::: Texto fornecido

A coluna de hoje será um pouco diferente de todas as quais já fiz. Pretendo descrever em primeira pessoa nas próximas linhas um pouco de tudo que pude vivenciar durante a ESL Pro League Season 4: Finals em São Paulo. Procurarei fazer da forma mais sucinta, em tópicos, para não ficar uma leitura maçante.

CHEGADA:

Logo na chegada ao Ginásio do Ibirapuera, notei um número grande de seguranças. Esse sem dúvida foi um dos fatores positivos do evento e apesar de não ter notado a necessidade de intervenção por parte deles em momento algum, vi que as revistas e checagem de mochilas eram constantes na entrada do ginásio.

ORGANIZAÇÃO:

A ESL mandou bem em alguns pontos e pecou em outros. Os jogadores gringos e a equipe técnica reclamaram bastante das condições de trabalho. Questões como cabine acústica e dificuldade de acesso à internet foram os destaques, mas como estamos no Brasil e sabemos das dificuldades de acesso a wi-fi e redes móveis e o fato da ausência da cabine ajudar a torcida a inflar ainda mais o ginásio, podemos considerar como um 'chororô' a parte. É claro que são pontos a serem estudados e melhorados para o futuro.
O aspecto positivo foi a possibilidade de G3X e BigGods mostrarem a força do CS nacional. Oportunidade única para os jogadores, a final trouxe uma pitada ainda mais brasileira ao evento e mostrou que potencial de exportação de equipes nós temos, mas o que queremos são mais eventos no Brasil e porque não, dedicados a jogadores brasileiros, vide entrevista do KNG à CSTV.

TORCIDA:

A torcida foi um show a parte. Desde a última vez que fui a um estádio de futebol -e pra ser sincero já nem me lembro mais quando- eu não vi uma torcida tão dedicada e participativa. Era um apoio total as equipes brasileiras e apesar da Immortals não ter passado da fase de grupos, a 'tietagem' e o suporte aos jogadores não paravam.
Apesar das vaias aos times de fora, o que pode até ser considerado normal do brasileiro, a torcida se portou muito bem, aplaudindo inclusive os campeões.

SK GAMING:

Excelente participação dos jogadores da SK no torneio. Infelizmente o título não veio, mas houve uma sessão tumultuada de autógrafos e haja segurança pra acobertar os meninos, era no mínimo um para cada jogador e como a vaga na semi-final já havia sido garantida no dia 28, o sábado foi o momento perfeito para dedicar um tempo ao público que sempre os apoiou, mesmo distante.

PONTO FRACO:

Não sei se é da própria concessão do Ginásio do Ibirapuera ou se a organização tem alguma influência nisso. Mas os valores aplicados nas bebidas vendidas dentro do ginásio eram absurdos, uma garrafa de água de 300 ml a cinco reais e uma cerveja lata a dez reais.
Nas imediações do ginásio, a comida dos food trucks também estavam com o preço salgado, complicado para quem pretendia passar o dia inteiro curtindo o evento.

VENDAS DE ACESSÓRIOS:

A SK, GFallen e a NTC deram aula de marketing com este evento. Com toda certeza conseguiram atender o público presente e venderam muito.
Senti a ausência de um marketing maior por parte das equipes 'gringas', apesar da logística ser complicada, sem dúvida alguma venderiam muitos acessórios se também tivessem uma loja no evento.

CONCLUSÃO:

Em uma visão geral, tudo ocorreu bem, mas acredito que estamos distantes de um Major no Brasil. Precisamos passar por maiores experiências como a DreamHack e um novo evento da ESL. Dai sim, com melhoras, teremos condições de sediar um Major.

::::::

* [Enunciado]
Indique se cada afirmação concorda com o texto acima, respondendo sim ou não e citando literalmente as palavras do texto que decidem a resposta. (a) A coluna relata que os seguranças precisaram intervir durante o evento. (b) G3X e BigGods tiveram a possibilidade de mostrar a força do CS nacional. (c) Dentro do ginásio, uma garrafa de água de 300 ml custava cinco reais.

::: Dados apresentados

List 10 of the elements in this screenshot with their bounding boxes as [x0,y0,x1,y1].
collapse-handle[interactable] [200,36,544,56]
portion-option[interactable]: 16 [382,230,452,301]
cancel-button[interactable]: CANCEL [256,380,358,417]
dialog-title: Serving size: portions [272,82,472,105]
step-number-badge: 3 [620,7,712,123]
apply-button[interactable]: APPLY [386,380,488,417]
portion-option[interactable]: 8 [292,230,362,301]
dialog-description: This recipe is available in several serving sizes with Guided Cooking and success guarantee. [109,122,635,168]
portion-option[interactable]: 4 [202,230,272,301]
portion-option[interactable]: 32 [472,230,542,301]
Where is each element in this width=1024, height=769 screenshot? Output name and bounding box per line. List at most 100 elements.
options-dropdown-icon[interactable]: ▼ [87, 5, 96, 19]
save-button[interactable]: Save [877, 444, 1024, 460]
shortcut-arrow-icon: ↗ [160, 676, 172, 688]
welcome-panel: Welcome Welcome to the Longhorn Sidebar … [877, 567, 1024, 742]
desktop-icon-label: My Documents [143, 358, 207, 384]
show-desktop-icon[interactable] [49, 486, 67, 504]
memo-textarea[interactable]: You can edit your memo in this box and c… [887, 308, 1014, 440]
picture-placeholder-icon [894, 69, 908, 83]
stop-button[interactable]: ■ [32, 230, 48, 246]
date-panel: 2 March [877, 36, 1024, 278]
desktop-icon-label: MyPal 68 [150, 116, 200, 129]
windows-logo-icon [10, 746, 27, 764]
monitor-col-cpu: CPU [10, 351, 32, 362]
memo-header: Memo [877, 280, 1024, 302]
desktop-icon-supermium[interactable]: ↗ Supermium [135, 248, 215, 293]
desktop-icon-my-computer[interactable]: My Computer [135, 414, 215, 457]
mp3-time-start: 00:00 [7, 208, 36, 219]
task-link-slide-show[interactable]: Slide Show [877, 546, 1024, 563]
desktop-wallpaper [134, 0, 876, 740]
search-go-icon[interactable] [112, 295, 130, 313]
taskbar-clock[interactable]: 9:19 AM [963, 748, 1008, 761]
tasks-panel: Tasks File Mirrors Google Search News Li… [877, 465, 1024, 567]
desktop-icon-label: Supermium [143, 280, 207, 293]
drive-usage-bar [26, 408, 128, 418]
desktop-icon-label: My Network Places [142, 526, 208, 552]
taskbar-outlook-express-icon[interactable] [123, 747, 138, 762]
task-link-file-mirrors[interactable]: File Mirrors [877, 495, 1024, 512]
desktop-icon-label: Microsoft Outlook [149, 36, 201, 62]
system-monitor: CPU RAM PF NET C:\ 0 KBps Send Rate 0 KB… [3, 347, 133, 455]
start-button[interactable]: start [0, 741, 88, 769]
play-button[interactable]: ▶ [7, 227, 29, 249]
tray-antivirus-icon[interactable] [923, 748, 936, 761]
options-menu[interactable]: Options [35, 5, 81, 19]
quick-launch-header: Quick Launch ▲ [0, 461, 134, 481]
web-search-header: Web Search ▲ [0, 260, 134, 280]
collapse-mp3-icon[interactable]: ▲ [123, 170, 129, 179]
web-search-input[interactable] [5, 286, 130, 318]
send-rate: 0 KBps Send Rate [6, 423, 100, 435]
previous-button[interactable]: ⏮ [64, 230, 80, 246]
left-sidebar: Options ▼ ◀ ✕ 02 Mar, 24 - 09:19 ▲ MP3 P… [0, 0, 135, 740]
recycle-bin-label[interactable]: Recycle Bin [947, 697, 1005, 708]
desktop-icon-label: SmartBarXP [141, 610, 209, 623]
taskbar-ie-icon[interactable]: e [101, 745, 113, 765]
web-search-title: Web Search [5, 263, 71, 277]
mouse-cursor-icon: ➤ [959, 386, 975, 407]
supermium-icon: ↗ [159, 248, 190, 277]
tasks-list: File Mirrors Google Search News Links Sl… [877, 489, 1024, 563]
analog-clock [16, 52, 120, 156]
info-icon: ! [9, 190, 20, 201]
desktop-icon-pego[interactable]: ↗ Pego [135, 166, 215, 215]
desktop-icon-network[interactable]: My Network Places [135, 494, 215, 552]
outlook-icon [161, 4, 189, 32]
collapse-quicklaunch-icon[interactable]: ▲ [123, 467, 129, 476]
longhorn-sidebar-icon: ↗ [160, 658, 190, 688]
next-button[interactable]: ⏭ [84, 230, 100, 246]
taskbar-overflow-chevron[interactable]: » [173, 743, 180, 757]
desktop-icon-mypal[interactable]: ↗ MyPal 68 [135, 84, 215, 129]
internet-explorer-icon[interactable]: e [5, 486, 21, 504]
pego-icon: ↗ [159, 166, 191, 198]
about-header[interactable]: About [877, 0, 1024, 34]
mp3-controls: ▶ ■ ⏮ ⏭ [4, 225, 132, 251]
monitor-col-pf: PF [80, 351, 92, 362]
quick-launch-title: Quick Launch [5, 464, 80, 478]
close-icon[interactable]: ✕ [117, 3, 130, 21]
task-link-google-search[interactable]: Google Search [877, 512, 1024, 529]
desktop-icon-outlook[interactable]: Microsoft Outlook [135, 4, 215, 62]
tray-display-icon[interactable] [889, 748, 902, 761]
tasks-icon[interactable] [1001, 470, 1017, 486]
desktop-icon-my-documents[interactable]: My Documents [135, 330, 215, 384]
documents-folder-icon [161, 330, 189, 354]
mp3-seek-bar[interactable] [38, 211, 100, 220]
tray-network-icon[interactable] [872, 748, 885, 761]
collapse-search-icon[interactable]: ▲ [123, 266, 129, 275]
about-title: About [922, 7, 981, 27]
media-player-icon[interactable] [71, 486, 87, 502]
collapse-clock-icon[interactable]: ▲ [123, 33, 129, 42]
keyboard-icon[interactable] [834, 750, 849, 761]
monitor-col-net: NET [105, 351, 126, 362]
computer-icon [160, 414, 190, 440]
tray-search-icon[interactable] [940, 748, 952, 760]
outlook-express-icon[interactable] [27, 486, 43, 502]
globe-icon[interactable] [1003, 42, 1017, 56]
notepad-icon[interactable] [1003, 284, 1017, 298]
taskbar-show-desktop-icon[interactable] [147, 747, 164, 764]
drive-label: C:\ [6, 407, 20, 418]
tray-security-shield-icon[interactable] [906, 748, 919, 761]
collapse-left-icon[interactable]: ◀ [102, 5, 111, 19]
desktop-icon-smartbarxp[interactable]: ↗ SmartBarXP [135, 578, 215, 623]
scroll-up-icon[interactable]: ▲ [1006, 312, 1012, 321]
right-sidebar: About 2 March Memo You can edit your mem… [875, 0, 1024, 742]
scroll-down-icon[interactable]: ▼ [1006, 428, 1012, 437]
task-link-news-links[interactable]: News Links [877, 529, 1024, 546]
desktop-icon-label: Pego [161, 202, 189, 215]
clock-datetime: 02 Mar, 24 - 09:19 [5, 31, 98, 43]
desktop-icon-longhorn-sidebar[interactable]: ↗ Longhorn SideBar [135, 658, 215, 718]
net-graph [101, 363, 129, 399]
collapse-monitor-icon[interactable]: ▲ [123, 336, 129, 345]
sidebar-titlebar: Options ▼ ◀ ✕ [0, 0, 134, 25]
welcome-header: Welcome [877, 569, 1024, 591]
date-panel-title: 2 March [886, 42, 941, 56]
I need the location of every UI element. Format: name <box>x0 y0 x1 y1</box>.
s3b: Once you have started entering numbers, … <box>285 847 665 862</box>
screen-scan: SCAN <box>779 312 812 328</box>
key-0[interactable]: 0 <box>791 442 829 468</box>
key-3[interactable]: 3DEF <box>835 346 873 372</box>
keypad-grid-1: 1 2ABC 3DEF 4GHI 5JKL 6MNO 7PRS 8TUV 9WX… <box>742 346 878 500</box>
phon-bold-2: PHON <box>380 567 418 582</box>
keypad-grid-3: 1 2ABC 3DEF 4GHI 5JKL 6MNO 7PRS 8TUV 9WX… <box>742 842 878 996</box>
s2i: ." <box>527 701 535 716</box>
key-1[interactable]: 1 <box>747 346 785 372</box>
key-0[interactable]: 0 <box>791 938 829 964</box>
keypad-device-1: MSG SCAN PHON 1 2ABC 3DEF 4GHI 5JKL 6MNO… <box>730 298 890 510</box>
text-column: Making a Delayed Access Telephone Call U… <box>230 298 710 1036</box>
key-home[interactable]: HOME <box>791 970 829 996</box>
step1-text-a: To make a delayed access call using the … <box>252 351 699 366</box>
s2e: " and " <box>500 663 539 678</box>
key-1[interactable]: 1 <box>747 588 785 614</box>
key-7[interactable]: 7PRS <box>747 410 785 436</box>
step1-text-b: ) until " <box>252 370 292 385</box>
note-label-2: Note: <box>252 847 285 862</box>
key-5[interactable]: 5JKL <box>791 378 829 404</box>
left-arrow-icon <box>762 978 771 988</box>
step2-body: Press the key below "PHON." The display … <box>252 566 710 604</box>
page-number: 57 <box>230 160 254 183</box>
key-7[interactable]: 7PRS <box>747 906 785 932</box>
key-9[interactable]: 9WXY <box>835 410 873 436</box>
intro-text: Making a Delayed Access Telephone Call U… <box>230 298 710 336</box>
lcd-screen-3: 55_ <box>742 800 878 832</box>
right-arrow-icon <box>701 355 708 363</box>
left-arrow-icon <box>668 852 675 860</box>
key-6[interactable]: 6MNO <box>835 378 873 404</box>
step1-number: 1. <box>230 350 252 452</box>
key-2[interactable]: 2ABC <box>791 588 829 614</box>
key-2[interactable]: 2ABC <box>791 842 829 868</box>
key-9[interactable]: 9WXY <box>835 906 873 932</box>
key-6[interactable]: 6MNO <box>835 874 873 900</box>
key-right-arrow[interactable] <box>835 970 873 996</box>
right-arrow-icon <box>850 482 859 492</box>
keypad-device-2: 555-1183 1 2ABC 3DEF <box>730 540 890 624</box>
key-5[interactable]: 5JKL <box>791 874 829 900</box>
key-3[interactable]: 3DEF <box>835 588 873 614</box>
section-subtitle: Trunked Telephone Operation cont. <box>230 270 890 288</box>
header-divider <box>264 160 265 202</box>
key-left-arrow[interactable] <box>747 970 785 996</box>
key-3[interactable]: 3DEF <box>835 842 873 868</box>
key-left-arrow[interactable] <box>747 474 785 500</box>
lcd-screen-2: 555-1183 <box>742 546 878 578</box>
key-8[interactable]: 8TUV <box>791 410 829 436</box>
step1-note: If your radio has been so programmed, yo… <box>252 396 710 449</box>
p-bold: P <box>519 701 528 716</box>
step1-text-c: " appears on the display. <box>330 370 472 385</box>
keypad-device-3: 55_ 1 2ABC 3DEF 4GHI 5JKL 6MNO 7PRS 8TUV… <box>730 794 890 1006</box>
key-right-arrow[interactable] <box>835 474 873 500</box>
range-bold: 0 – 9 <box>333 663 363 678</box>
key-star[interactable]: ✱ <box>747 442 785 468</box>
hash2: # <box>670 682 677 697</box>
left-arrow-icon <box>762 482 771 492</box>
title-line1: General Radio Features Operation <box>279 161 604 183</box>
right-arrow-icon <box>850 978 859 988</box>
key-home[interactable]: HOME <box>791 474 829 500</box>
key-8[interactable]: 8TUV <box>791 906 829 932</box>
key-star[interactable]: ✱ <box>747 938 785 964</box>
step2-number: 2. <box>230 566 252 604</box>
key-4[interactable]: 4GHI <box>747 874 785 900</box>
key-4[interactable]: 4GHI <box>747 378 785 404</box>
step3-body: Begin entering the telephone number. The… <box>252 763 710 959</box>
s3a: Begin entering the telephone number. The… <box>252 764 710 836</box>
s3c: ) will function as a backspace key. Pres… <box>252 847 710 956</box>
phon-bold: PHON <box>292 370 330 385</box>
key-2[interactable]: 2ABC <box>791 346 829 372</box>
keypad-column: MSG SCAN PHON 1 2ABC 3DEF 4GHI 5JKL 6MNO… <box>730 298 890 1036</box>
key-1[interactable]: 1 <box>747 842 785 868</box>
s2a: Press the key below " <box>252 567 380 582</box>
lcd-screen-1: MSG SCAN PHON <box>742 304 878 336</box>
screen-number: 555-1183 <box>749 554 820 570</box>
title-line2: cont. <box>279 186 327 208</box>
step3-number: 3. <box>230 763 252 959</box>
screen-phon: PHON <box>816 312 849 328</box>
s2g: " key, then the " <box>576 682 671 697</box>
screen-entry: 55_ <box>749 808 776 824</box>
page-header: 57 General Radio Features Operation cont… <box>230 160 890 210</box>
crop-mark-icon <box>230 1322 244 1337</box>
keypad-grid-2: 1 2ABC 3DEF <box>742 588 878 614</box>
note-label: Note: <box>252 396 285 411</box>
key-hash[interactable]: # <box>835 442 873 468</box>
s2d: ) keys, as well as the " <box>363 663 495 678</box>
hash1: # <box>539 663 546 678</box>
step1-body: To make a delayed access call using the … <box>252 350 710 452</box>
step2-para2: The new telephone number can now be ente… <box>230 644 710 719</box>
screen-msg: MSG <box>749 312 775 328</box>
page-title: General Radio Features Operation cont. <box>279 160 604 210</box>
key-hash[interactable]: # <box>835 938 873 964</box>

::::::

* [Resposta]
(a) Não: "apesar de não ter notado a necessidade de intervenção por parte deles em momento algum".
(b) Sim: "O aspecto positivo foi a possibilidade de G3X e BigGods mostrarem a força do CS nacional."
(c) Sim: "uma garrafa de água de 300 ml a cinco reais".